__Compito richiesto__. Sostituisca "inspect-icon" con "inspect-button" nelle righe che vanno dalla riga contenente "lighthouse-report-menu[interactable]: ⋮ (2064, 378, 2092, 413)" fino alla riga contenente "element-selector: h1.line2 (1168, 1051, 1293, 1081)" compresa, e le riporti lasciando invariato tutto il resto.

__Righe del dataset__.
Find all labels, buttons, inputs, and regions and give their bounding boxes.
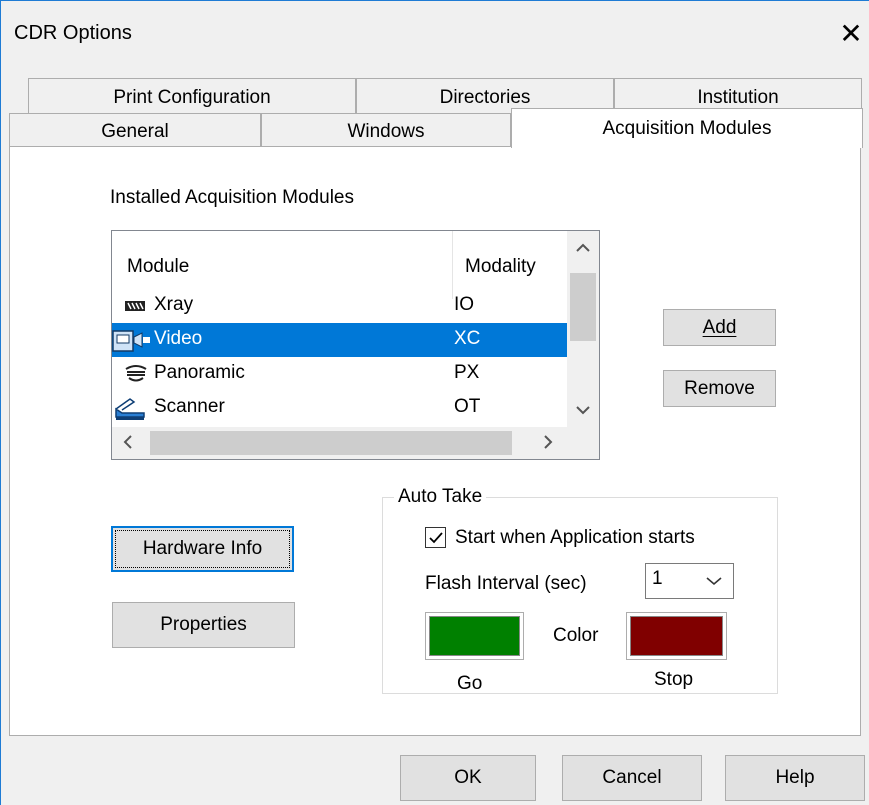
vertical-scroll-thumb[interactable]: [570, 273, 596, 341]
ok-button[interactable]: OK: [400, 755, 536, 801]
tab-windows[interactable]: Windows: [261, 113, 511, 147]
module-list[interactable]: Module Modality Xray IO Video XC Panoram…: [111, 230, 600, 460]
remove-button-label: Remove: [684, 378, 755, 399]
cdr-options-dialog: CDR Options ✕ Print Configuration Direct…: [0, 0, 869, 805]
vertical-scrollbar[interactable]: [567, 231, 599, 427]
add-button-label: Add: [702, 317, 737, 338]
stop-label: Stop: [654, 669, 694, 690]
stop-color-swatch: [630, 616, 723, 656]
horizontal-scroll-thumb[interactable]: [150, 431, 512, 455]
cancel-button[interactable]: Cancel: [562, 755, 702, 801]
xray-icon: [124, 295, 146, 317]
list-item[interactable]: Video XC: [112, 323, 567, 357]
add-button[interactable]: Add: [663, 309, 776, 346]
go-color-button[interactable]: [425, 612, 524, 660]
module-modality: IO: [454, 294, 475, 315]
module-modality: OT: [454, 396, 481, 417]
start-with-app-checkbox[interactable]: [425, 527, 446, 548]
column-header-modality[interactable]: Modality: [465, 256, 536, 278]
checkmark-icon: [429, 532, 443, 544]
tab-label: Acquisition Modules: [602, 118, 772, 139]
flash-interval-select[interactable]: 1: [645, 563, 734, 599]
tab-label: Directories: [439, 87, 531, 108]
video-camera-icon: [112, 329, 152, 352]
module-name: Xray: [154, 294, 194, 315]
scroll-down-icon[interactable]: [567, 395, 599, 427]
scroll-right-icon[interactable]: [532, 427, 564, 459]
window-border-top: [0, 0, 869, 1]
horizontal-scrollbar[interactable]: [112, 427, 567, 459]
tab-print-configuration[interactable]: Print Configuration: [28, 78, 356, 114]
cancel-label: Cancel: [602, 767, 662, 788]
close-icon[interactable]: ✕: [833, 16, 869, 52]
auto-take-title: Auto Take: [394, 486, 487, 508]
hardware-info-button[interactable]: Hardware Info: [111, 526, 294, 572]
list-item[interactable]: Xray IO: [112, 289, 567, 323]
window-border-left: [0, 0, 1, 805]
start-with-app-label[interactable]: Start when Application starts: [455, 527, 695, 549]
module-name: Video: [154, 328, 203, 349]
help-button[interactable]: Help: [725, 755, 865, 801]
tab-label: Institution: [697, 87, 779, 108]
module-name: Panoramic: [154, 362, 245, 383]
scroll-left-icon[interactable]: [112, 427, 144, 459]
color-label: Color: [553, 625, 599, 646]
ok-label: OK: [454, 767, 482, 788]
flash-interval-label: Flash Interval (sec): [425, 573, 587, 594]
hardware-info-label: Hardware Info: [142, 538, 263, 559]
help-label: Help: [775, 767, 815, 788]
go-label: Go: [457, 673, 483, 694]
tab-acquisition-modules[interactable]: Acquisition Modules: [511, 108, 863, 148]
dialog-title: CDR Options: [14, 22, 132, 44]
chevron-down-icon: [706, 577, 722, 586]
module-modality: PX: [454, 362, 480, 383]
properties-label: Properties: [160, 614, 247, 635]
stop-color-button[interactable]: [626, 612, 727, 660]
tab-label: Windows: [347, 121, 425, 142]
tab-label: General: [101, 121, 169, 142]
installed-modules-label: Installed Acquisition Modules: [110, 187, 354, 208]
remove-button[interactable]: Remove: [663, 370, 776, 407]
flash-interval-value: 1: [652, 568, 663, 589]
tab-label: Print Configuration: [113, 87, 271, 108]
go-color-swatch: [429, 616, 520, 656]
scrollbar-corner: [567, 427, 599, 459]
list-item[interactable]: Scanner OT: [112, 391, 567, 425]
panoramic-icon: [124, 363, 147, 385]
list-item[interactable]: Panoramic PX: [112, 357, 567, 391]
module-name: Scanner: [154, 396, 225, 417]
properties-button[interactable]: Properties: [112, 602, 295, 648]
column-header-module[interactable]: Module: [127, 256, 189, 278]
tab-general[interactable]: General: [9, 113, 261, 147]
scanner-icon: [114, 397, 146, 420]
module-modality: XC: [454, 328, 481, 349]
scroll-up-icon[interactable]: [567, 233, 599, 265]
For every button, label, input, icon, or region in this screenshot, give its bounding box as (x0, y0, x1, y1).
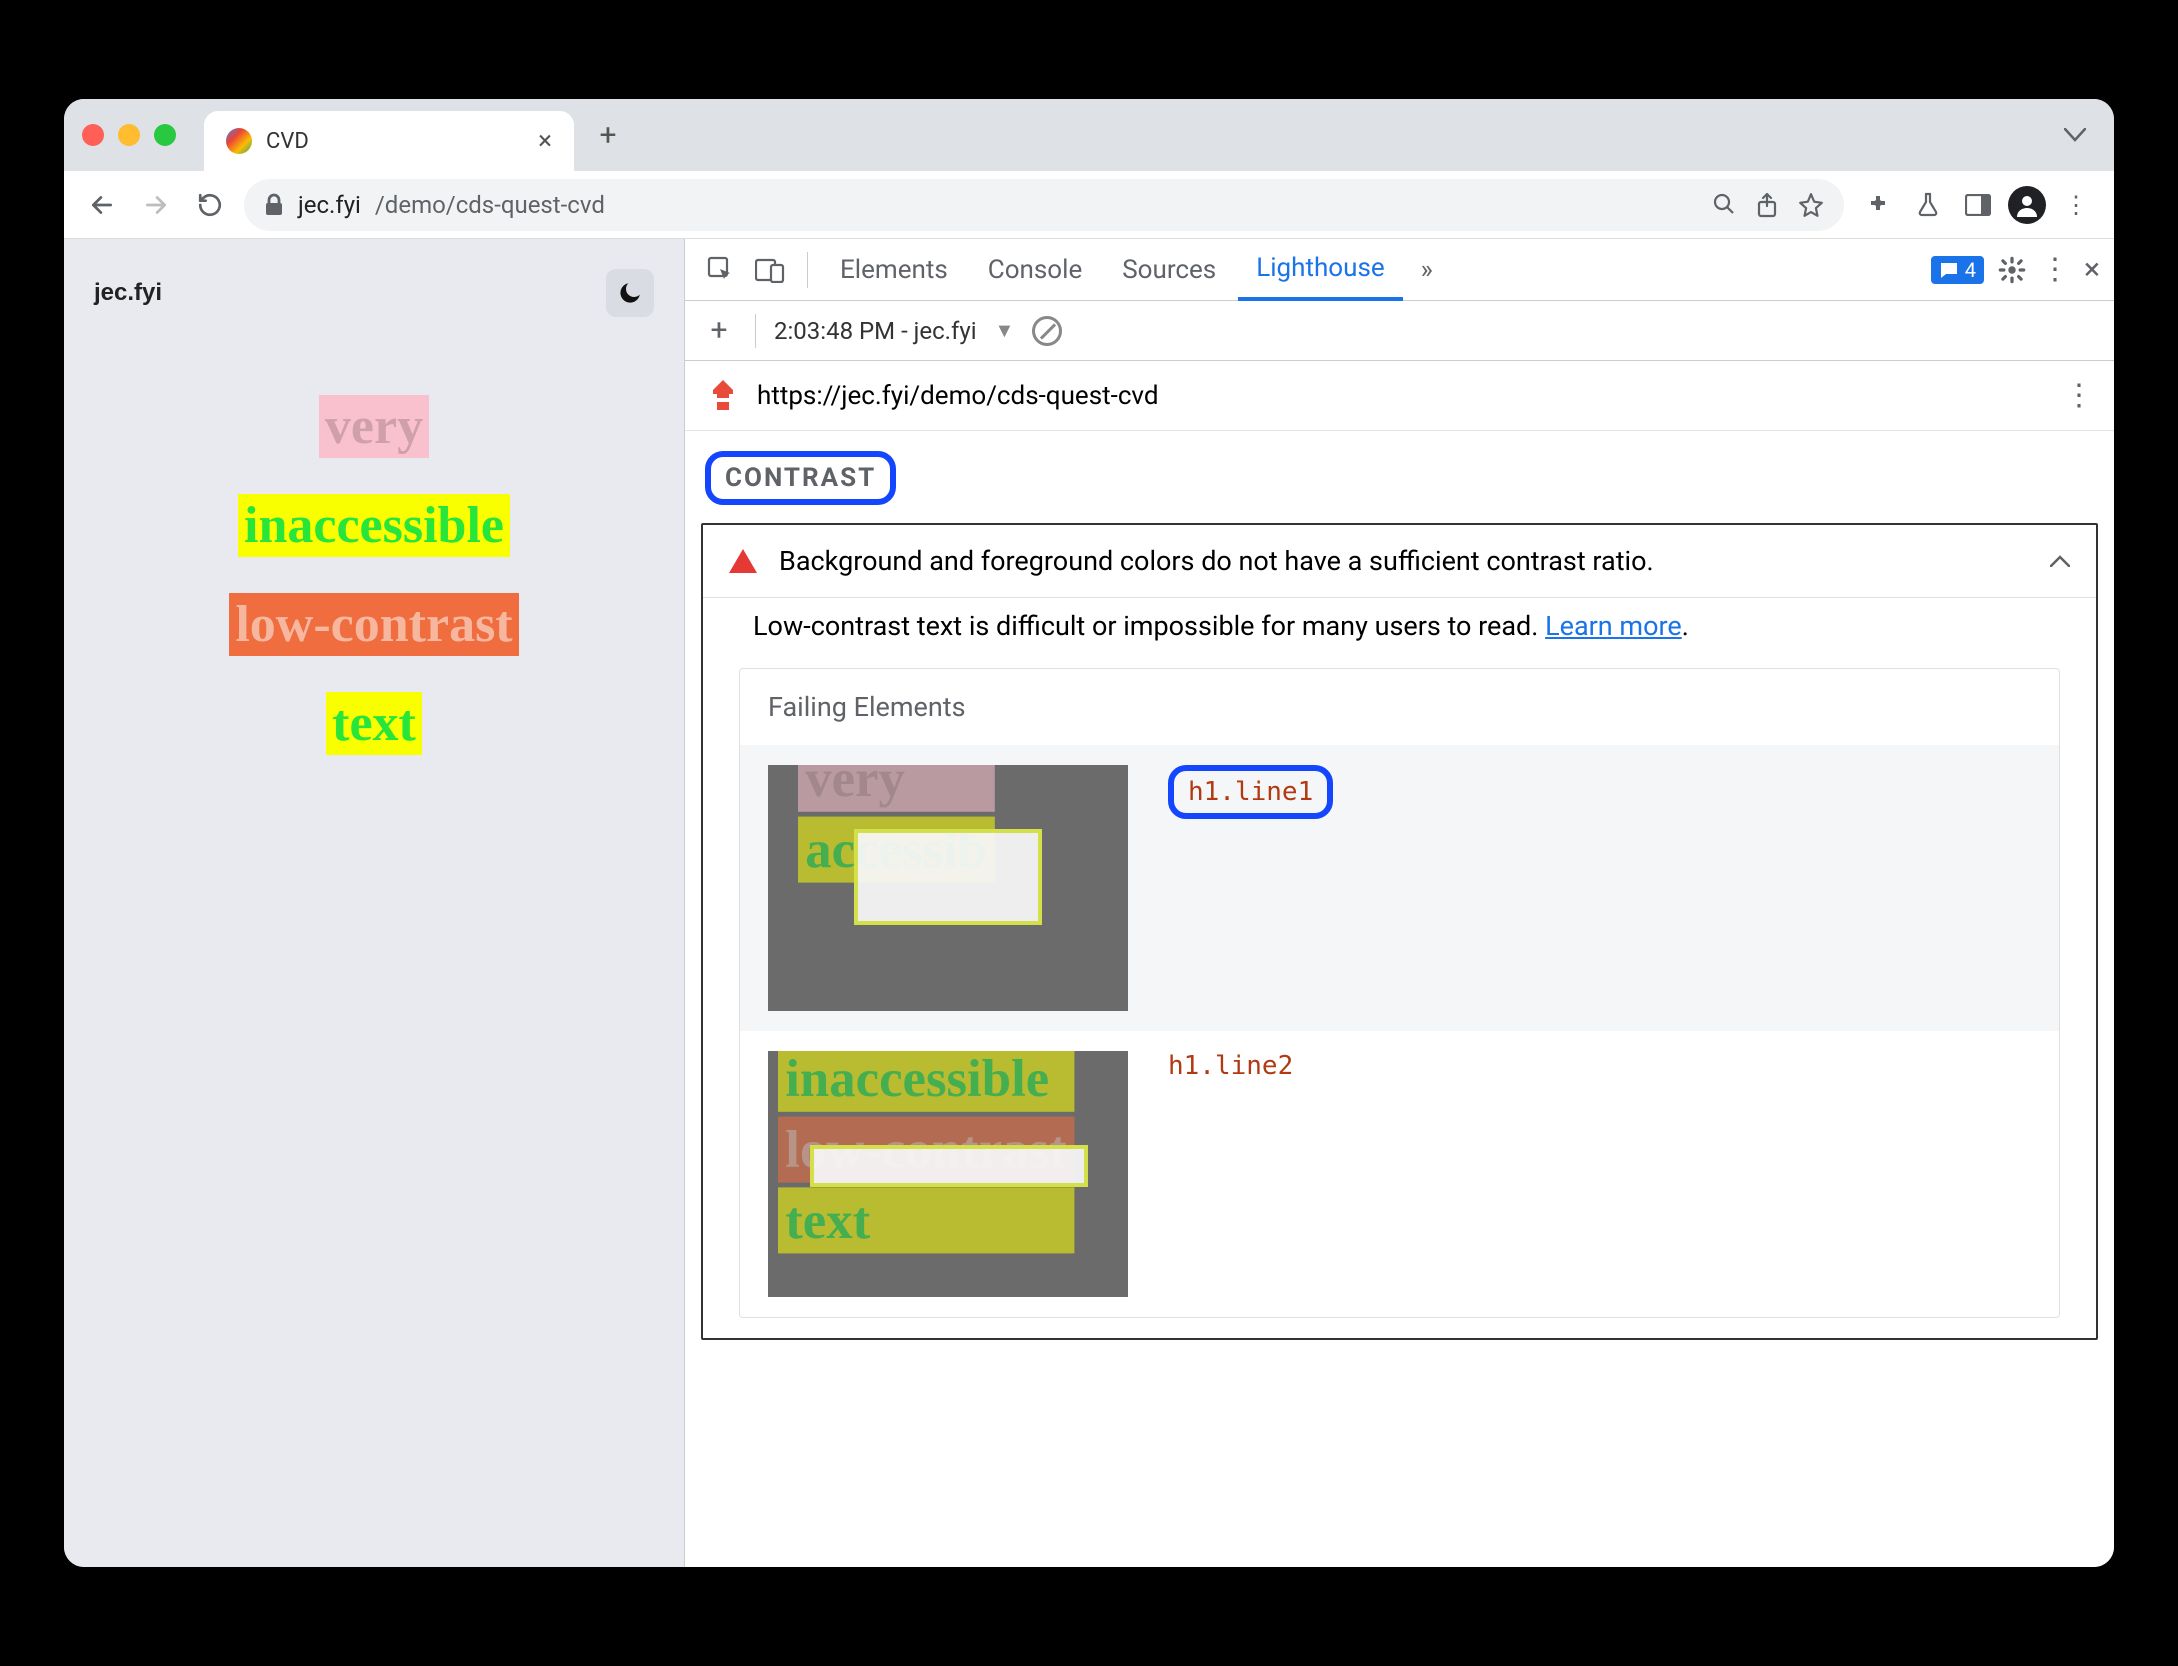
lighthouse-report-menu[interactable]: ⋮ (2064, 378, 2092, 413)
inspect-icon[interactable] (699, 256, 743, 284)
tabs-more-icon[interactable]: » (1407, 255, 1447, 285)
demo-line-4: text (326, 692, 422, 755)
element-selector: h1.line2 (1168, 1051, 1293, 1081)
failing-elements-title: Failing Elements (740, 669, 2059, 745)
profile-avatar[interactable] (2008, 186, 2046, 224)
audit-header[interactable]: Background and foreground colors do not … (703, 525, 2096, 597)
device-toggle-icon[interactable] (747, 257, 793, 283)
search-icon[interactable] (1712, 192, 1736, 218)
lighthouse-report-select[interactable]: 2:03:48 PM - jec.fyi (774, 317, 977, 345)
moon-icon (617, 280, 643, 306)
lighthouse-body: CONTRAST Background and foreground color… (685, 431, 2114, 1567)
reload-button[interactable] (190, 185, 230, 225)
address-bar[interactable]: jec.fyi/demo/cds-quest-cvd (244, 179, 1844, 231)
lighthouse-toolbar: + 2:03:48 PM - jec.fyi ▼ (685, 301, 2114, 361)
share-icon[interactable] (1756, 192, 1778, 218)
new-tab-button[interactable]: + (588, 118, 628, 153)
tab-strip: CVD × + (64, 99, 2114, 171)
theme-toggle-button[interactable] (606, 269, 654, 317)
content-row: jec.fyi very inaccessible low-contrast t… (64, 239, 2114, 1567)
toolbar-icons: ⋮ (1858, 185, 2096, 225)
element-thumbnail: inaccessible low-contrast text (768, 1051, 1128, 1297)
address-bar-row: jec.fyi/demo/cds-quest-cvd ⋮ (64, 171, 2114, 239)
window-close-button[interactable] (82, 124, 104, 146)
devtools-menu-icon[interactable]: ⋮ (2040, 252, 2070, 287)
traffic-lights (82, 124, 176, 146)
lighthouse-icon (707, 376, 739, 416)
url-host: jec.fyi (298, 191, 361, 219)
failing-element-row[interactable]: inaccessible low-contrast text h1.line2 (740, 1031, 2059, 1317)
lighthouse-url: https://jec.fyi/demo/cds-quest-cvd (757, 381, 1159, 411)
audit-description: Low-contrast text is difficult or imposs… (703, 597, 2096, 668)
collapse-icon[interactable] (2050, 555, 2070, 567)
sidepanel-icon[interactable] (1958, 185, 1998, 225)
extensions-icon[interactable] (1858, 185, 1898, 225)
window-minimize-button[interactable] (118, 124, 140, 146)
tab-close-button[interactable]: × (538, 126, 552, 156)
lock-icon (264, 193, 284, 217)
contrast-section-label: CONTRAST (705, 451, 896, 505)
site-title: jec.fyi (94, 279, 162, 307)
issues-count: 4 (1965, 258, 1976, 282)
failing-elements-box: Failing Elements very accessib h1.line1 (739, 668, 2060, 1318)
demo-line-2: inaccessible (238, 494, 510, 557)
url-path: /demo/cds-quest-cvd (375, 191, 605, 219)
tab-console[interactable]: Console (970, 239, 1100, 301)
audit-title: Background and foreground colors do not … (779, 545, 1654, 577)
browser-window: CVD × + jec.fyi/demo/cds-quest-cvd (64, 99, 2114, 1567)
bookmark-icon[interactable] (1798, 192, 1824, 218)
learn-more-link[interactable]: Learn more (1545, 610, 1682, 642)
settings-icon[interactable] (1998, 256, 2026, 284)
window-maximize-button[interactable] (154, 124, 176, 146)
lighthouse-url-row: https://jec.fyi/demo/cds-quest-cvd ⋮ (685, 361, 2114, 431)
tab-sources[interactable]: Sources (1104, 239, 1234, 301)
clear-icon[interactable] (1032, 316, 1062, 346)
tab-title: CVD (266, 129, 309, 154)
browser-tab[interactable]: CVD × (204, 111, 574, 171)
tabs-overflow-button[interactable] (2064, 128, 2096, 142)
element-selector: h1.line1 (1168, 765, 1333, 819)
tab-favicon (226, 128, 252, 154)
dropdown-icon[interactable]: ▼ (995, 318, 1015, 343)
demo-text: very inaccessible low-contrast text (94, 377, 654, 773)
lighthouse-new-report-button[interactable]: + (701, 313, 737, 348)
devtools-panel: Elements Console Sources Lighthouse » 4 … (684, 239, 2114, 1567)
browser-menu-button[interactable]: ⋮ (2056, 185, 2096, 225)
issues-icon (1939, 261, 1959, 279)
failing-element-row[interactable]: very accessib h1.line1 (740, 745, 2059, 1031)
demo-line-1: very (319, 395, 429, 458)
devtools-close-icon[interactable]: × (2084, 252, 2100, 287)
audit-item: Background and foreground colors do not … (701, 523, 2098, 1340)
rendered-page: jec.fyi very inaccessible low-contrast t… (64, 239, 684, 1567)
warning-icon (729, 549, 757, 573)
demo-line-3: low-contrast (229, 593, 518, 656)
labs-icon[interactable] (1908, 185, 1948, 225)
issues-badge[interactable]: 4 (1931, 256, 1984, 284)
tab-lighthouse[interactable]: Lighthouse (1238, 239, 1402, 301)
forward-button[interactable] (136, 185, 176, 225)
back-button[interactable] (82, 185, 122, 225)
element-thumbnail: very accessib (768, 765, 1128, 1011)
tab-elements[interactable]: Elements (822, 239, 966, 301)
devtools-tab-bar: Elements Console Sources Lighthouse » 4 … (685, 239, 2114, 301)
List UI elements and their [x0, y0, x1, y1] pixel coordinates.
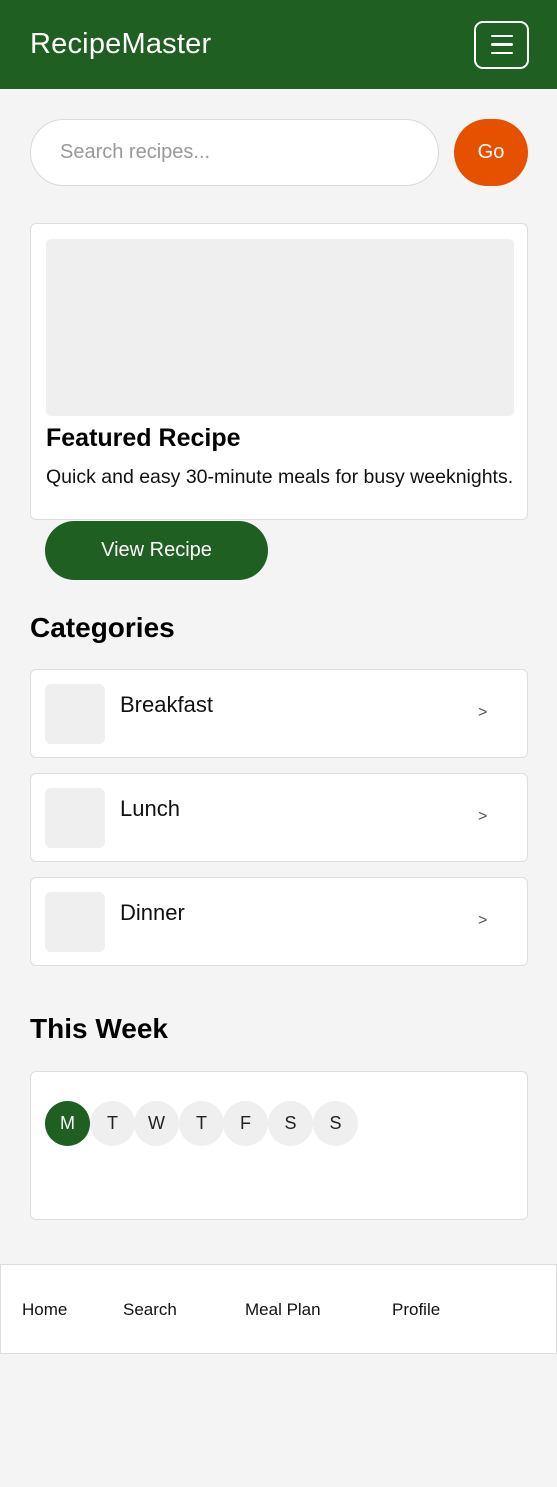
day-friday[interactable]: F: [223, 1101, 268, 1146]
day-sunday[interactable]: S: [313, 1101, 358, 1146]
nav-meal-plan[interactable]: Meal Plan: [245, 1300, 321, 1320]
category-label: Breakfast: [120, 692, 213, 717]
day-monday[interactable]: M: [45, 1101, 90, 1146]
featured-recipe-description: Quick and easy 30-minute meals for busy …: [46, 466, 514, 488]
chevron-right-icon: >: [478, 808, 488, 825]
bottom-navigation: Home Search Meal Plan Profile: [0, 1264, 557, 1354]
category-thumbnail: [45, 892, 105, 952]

__Risposta__.
lighthouse-report-menu[interactable]: ⋮ (2064, 378, 2092, 413)
inspect-button[interactable] (699, 256, 743, 284)
tabs-more-icon[interactable]: » (1407, 255, 1447, 285)
demo-line-4: text (326, 692, 422, 755)
element-selector: h1.line2 (1168, 1051, 1293, 1081)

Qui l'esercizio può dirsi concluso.